**WORK TO DO**. Copy each line that holds "ylabel".

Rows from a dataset
☆ ☆ ☆

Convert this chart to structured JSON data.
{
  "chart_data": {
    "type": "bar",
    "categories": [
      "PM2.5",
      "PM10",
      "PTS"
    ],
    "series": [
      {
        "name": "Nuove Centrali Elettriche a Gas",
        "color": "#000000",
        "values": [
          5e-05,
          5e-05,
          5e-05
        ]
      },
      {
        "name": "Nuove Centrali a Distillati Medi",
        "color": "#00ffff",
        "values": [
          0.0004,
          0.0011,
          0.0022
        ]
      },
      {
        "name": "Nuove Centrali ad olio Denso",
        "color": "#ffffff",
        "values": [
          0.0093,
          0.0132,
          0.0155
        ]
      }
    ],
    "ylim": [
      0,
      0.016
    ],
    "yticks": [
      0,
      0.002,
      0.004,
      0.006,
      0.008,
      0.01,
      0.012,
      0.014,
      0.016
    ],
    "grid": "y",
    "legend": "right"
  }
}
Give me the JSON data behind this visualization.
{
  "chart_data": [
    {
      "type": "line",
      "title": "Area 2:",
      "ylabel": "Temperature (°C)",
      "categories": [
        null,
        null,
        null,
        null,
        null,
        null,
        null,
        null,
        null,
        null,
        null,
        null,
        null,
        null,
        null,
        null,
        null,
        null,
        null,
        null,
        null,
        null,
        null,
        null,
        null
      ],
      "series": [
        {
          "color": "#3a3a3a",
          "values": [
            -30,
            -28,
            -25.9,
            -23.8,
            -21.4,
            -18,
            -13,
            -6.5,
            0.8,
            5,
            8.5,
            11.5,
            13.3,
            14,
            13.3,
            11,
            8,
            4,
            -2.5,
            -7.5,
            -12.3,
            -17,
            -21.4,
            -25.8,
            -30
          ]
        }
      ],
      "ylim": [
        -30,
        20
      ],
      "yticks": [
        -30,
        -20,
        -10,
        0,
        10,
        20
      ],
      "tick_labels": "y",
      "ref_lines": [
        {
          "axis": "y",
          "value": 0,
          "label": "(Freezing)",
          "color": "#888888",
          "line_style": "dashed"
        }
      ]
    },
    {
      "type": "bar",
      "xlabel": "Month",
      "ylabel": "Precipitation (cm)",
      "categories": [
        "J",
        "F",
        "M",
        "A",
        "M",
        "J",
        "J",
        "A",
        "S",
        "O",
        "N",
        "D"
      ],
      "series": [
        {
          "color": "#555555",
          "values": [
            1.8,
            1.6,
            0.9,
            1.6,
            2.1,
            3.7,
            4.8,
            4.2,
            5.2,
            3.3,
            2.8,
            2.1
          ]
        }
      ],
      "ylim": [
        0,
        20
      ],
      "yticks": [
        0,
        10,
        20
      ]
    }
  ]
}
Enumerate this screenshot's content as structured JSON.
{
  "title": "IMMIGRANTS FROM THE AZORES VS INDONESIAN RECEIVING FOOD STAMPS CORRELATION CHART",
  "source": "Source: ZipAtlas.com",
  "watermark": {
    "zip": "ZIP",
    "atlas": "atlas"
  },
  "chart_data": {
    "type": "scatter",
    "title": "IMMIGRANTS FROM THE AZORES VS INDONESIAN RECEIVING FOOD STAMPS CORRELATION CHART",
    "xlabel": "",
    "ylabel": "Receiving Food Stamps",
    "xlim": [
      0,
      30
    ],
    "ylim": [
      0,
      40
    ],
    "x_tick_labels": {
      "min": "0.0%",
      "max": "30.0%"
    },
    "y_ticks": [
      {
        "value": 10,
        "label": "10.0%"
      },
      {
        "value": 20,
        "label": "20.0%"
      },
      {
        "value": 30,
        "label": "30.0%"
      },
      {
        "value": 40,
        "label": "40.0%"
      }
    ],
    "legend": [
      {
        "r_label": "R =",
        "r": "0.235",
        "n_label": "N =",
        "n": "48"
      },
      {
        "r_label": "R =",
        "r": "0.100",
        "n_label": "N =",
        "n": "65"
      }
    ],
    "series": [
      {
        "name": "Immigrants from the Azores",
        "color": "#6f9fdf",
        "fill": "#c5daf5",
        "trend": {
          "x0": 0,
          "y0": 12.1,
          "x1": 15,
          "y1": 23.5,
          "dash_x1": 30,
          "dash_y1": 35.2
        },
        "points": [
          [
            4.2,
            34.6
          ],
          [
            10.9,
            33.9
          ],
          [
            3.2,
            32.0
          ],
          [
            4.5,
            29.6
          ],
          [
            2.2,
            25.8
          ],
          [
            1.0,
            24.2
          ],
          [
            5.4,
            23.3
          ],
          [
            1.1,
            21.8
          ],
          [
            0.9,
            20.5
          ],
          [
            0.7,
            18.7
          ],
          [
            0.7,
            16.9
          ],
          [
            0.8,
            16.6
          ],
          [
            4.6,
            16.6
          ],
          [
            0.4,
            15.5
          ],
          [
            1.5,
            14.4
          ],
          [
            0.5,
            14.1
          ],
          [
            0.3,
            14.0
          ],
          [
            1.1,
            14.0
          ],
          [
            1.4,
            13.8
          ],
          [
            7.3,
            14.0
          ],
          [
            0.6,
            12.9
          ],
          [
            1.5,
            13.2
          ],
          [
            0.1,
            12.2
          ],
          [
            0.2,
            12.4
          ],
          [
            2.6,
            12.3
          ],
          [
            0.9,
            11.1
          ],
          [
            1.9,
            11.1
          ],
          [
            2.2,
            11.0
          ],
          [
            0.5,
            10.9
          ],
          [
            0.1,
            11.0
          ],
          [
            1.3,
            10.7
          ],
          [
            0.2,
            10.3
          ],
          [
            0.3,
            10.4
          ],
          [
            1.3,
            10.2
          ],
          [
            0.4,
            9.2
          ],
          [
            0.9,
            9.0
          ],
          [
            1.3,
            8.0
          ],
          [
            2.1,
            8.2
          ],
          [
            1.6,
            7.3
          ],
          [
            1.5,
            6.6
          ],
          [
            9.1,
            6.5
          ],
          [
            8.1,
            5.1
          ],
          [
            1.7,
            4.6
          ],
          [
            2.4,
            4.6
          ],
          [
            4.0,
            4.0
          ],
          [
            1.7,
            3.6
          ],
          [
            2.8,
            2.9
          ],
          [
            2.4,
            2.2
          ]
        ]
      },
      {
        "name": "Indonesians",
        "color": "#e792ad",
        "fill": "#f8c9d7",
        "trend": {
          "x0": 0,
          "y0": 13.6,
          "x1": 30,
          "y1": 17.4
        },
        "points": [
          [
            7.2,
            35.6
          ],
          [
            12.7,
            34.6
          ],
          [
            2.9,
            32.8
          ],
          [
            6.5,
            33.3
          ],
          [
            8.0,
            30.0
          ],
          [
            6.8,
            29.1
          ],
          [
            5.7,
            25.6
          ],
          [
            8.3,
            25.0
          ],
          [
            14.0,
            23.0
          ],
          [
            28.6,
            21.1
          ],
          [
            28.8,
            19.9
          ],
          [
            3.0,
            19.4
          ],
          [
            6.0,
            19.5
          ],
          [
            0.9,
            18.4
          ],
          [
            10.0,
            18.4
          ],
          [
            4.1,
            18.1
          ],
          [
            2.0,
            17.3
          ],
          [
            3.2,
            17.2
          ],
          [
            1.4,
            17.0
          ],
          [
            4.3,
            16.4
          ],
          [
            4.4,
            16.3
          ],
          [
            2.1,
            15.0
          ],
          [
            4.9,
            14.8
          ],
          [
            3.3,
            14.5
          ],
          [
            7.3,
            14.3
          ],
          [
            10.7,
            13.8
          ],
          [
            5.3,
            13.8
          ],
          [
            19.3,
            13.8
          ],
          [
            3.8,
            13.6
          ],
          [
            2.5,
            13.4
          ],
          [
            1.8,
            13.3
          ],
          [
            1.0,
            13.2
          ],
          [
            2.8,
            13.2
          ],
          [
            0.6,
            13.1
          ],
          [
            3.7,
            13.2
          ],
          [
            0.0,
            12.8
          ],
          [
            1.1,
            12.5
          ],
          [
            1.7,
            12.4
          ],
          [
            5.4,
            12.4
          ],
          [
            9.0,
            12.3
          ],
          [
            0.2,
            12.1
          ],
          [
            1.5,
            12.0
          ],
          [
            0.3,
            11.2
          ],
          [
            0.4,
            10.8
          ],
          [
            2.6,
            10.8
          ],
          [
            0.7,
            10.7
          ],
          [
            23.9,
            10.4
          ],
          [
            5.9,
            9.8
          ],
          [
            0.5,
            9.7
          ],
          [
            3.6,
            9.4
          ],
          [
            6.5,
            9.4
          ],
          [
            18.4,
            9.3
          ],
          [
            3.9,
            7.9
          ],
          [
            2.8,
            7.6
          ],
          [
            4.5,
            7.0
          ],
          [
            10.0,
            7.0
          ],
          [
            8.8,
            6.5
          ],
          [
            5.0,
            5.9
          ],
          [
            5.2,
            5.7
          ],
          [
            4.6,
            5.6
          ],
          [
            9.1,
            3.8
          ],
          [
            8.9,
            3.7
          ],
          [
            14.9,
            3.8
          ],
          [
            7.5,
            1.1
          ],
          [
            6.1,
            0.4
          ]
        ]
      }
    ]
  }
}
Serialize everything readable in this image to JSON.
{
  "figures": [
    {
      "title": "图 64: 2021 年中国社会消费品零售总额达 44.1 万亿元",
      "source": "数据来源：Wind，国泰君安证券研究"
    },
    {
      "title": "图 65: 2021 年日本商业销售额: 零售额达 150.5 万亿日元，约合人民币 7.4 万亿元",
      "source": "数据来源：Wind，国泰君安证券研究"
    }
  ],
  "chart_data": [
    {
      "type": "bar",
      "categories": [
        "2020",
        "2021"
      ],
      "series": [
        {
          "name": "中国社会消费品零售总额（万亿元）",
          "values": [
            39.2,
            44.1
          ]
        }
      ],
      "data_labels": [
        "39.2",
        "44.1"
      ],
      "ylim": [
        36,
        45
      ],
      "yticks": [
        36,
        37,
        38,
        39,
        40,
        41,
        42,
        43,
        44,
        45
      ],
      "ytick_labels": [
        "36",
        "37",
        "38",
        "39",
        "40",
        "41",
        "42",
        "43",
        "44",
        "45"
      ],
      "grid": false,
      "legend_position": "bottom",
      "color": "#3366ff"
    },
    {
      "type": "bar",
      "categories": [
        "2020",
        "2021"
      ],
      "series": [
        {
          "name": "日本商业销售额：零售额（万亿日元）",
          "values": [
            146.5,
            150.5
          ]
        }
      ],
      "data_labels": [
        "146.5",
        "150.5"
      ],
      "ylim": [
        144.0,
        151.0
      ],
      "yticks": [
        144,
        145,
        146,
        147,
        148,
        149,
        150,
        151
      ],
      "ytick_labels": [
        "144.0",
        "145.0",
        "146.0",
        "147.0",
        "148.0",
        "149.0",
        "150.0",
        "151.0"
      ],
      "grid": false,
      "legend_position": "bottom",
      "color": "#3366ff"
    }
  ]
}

☆ ☆ ☆

**EXERCISE SOLUTION**.
      "ylabel": "Temperature (°C)",
      "ylabel": "Precipitation (cm)",
    "ylabel": "Receiving Food Stamps",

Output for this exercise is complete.